Produce an exact copy of all the records.

[START Supplied material]

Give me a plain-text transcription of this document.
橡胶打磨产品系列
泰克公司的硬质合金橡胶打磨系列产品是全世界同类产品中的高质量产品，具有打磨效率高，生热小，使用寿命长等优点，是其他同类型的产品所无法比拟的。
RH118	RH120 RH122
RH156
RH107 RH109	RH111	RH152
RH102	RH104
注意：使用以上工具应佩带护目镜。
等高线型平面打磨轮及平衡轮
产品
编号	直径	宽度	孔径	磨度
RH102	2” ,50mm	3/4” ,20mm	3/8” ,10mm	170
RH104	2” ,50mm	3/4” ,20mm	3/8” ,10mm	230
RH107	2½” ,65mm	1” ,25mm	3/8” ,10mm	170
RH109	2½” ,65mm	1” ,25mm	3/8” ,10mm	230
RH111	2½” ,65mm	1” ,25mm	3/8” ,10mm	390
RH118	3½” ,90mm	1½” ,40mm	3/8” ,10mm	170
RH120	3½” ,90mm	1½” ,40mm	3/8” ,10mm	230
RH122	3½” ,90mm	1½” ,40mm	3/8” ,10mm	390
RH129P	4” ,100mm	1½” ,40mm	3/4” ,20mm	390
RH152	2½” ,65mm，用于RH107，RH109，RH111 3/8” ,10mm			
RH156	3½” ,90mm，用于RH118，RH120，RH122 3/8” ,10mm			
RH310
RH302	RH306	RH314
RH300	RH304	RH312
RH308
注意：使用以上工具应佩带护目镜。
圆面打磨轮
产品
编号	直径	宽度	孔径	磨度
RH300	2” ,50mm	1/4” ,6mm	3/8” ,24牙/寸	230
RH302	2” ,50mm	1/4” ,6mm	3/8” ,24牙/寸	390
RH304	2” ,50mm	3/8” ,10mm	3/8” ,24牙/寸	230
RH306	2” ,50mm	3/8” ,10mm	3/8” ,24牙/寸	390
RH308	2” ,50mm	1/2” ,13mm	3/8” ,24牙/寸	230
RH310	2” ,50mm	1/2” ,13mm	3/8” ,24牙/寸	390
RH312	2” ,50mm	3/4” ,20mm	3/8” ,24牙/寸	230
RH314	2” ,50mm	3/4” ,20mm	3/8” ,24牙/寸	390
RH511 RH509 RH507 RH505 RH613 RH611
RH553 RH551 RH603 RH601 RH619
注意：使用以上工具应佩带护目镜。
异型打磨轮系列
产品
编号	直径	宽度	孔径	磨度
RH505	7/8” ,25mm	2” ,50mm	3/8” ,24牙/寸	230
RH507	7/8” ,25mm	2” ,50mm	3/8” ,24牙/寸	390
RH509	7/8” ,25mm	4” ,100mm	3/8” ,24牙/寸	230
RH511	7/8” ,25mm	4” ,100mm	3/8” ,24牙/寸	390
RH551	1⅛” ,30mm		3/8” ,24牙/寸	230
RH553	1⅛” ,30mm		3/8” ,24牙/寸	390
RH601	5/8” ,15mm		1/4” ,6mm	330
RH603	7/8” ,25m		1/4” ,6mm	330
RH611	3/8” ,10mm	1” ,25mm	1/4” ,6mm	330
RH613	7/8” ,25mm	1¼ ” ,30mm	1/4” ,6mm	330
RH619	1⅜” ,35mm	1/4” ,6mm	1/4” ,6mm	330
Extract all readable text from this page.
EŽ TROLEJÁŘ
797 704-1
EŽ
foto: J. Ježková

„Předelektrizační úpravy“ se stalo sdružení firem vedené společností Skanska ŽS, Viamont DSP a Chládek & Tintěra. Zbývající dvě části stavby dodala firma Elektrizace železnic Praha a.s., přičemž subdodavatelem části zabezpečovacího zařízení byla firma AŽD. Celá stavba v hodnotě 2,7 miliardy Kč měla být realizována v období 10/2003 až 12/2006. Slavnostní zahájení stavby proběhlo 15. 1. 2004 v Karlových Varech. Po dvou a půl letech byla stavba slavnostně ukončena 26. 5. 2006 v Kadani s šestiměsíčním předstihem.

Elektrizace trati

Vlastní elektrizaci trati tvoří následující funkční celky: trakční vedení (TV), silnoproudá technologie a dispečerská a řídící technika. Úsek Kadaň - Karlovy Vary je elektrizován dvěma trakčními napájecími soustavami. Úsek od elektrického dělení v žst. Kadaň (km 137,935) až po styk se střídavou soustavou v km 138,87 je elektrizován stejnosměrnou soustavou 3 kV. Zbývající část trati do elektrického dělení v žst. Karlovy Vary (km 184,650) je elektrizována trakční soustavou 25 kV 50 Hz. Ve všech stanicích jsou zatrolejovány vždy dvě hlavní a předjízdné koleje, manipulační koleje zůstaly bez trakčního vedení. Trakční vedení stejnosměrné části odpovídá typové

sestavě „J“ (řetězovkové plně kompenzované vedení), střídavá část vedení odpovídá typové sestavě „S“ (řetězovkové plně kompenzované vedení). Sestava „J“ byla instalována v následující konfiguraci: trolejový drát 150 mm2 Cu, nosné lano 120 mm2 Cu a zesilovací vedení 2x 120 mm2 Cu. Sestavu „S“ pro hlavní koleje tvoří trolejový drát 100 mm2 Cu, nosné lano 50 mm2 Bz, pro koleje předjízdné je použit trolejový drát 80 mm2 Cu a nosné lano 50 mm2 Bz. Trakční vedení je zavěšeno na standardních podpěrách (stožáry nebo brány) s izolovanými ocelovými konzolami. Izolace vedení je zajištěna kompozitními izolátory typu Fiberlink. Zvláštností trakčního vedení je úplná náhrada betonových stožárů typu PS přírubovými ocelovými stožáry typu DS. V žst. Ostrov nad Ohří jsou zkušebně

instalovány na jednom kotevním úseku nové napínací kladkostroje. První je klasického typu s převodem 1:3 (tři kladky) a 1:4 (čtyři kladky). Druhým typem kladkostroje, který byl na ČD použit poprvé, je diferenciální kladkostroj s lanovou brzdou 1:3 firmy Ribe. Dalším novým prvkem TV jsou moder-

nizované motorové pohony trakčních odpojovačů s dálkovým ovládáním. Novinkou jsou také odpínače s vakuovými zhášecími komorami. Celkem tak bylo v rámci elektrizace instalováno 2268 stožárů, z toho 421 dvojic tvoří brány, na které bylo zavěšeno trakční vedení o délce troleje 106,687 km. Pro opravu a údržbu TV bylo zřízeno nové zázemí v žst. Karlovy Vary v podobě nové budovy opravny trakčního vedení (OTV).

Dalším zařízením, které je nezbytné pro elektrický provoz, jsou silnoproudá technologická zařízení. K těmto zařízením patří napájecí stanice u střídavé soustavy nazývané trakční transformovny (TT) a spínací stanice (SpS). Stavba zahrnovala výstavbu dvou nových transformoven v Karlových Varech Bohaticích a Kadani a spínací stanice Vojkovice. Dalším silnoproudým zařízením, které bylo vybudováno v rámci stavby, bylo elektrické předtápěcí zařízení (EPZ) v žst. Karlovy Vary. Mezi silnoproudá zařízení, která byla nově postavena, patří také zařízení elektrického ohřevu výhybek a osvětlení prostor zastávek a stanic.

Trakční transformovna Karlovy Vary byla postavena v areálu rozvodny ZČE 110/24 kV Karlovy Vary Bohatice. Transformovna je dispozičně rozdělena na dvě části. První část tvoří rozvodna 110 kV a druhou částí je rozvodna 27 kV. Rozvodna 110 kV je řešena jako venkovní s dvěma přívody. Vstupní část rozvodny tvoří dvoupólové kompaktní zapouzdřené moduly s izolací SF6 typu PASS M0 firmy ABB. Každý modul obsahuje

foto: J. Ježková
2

[END Supplied material]

→ Solution for this problem
Give me a plain-text transcription of this document.
橡胶打磨产品系列
泰克公司的硬质合金橡胶打磨系列产品是全世界同类产品中的高质量产品，具有打磨效率高，生热小，使用寿命长等优点，是其他同类型的产品所无法比拟的。
RH118	RH120 RH122
RH156
RH107 RH109	RH111	RH152
RH102	RH104
注意：使用以上工具应佩带护目镜。
等高线型平面打磨轮及平衡轮
产品
编号	直径	宽度	孔径	磨度
RH102	2” ,50mm	3/4” ,20mm	3/8” ,10mm	170
RH104	2” ,50mm	3/4” ,20mm	3/8” ,10mm	230
RH107	2½” ,65mm	1” ,25mm	3/8” ,10mm	170
RH109	2½” ,65mm	1” ,25mm	3/8” ,10mm	230
RH111	2½” ,65mm	1” ,25mm	3/8” ,10mm	390
RH118	3½” ,90mm	1½” ,40mm	3/8” ,10mm	170
RH120	3½” ,90mm	1½” ,40mm	3/8” ,10mm	230
RH122	3½” ,90mm	1½” ,40mm	3/8” ,10mm	390
RH129P	4” ,100mm	1½” ,40mm	3/4” ,20mm	390
RH152	2½” ,65mm，用于RH107，RH109，RH111 3/8” ,10mm			
RH156	3½” ,90mm，用于RH118，RH120，RH122 3/8” ,10mm			
RH310
RH302	RH306	RH314
RH300	RH304	RH312
RH308
注意：使用以上工具应佩带护目镜。
圆面打磨轮
产品
编号	直径	宽度	孔径	磨度
RH300	2” ,50mm	1/4” ,6mm	3/8” ,24牙/寸	230
RH302	2” ,50mm	1/4” ,6mm	3/8” ,24牙/寸	390
RH304	2” ,50mm	3/8” ,10mm	3/8” ,24牙/寸	230
RH306	2” ,50mm	3/8” ,10mm	3/8” ,24牙/寸	390
RH308	2” ,50mm	1/2” ,13mm	3/8” ,24牙/寸	230
RH310	2” ,50mm	1/2” ,13mm	3/8” ,24牙/寸	390
RH312	2” ,50mm	3/4” ,20mm	3/8” ,24牙/寸	230
RH314	2” ,50mm	3/4” ,20mm	3/8” ,24牙/寸	390
RH511 RH509 RH507 RH505 RH613 RH611
RH553 RH551 RH603 RH601 RH619
注意：使用以上工具应佩带护目镜。
异型打磨轮系列
产品
编号	直径	宽度	孔径	磨度
RH505	7/8” ,25mm	2” ,50mm	3/8” ,24牙/寸	230
RH507	7/8” ,25mm	2” ,50mm	3/8” ,24牙/寸	390
RH509	7/8” ,25mm	4” ,100mm	3/8” ,24牙/寸	230
RH511	7/8” ,25mm	4” ,100mm	3/8” ,24牙/寸	390
RH551	1⅛” ,30mm		3/8” ,24牙/寸	230
RH553	1⅛” ,30mm		3/8” ,24牙/寸	390
RH601	5/8” ,15mm		1/4” ,6mm	330
RH603	7/8” ,25m		1/4” ,6mm	330
RH611	3/8” ,10mm	1” ,25mm	1/4” ,6mm	330
RH613	7/8” ,25mm	1¼ ” ,30mm	1/4” ,6mm	330
RH619	1⅜” ,35mm	1/4” ,6mm	1/4” ,6mm	330
Extract all readable text from this page.
EŽ TROLEJÁŘ
797 704-1
EŽ
foto: J. Ježková

„Předelektrizační úpravy“ se stalo sdružení firem vedené společností Skanska ŽS, Viamont DSP a Chládek & Tintěra. Zbývající dvě části stavby dodala firma Elektrizace železnic Praha a.s., přičemž subdodavatelem části zabezpečovacího zařízení byla firma AŽD. Celá stavba v hodnotě 2,7 miliardy Kč měla být realizována v období 10/2003 až 12/2006. Slavnostní zahájení stavby proběhlo 15. 1. 2004 v Karlových Varech. Po dvou a půl letech byla stavba slavnostně ukončena 26. 5. 2006 v Kadani s šestiměsíčním předstihem.

Elektrizace trati

Vlastní elektrizaci trati tvoří následující funkční celky: trakční vedení (TV), silnoproudá technologie a dispečerská a řídící technika. Úsek Kadaň - Karlovy Vary je elektrizován dvěma trakčními napájecími soustavami. Úsek od elektrického dělení v žst. Kadaň (km 137,935) až po styk se střídavou soustavou v km 138,87 je elektrizován stejnosměrnou soustavou 3 kV. Zbývající část trati do elektrického dělení v žst. Karlovy Vary (km 184,650) je elektrizována trakční soustavou 25 kV 50 Hz. Ve všech stanicích jsou zatrolejovány vždy dvě hlavní a předjízdné koleje, manipulační koleje zůstaly bez trakčního vedení. Trakční vedení stejnosměrné části odpovídá typové

sestavě „J“ (řetězovkové plně kompenzované vedení), střídavá část vedení odpovídá typové sestavě „S“ (řetězovkové plně kompenzované vedení). Sestava „J“ byla instalována v následující konfiguraci: trolejový drát 150 mm2 Cu, nosné lano 120 mm2 Cu a zesilovací vedení 2x 120 mm2 Cu. Sestavu „S“ pro hlavní koleje tvoří trolejový drát 100 mm2 Cu, nosné lano 50 mm2 Bz, pro koleje předjízdné je použit trolejový drát 80 mm2 Cu a nosné lano 50 mm2 Bz. Trakční vedení je zavěšeno na standardních podpěrách (stožáry nebo brány) s izolovanými ocelovými konzolami. Izolace vedení je zajištěna kompozitními izolátory typu Fiberlink. Zvláštností trakčního vedení je úplná náhrada betonových stožárů typu PS přírubovými ocelovými stožáry typu DS. V žst. Ostrov nad Ohří jsou zkušebně

instalovány na jednom kotevním úseku nové napínací kladkostroje. První je klasického typu s převodem 1:3 (tři kladky) a 1:4 (čtyři kladky). Druhým typem kladkostroje, který byl na ČD použit poprvé, je diferenciální kladkostroj s lanovou brzdou 1:3 firmy Ribe. Dalším novým prvkem TV jsou moder-

nizované motorové pohony trakčních odpojovačů s dálkovým ovládáním. Novinkou jsou také odpínače s vakuovými zhášecími komorami. Celkem tak bylo v rámci elektrizace instalováno 2268 stožárů, z toho 421 dvojic tvoří brány, na které bylo zavěšeno trakční vedení o délce troleje 106,687 km. Pro opravu a údržbu TV bylo zřízeno nové zázemí v žst. Karlovy Vary v podobě nové budovy opravny trakčního vedení (OTV).

Dalším zařízením, které je nezbytné pro elektrický provoz, jsou silnoproudá technologická zařízení. K těmto zařízením patří napájecí stanice u střídavé soustavy nazývané trakční transformovny (TT) a spínací stanice (SpS). Stavba zahrnovala výstavbu dvou nových transformoven v Karlových Varech Bohaticích a Kadani a spínací stanice Vojkovice. Dalším silnoproudým zařízením, které bylo vybudováno v rámci stavby, bylo elektrické předtápěcí zařízení (EPZ) v žst. Karlovy Vary. Mezi silnoproudá zařízení, která byla nově postavena, patří také zařízení elektrického ohřevu výhybek a osvětlení prostor zastávek a stanic.

Trakční transformovna Karlovy Vary byla postavena v areálu rozvodny ZČE 110/24 kV Karlovy Vary Bohatice. Transformovna je dispozičně rozdělena na dvě části. První část tvoří rozvodna 110 kV a druhou částí je rozvodna 27 kV. Rozvodna 110 kV je řešena jako venkovní s dvěma přívody. Vstupní část rozvodny tvoří dvoupólové kompaktní zapouzdřené moduly s izolací SF6 typu PASS M0 firmy ABB. Každý modul obsahuje

foto: J. Ježková
2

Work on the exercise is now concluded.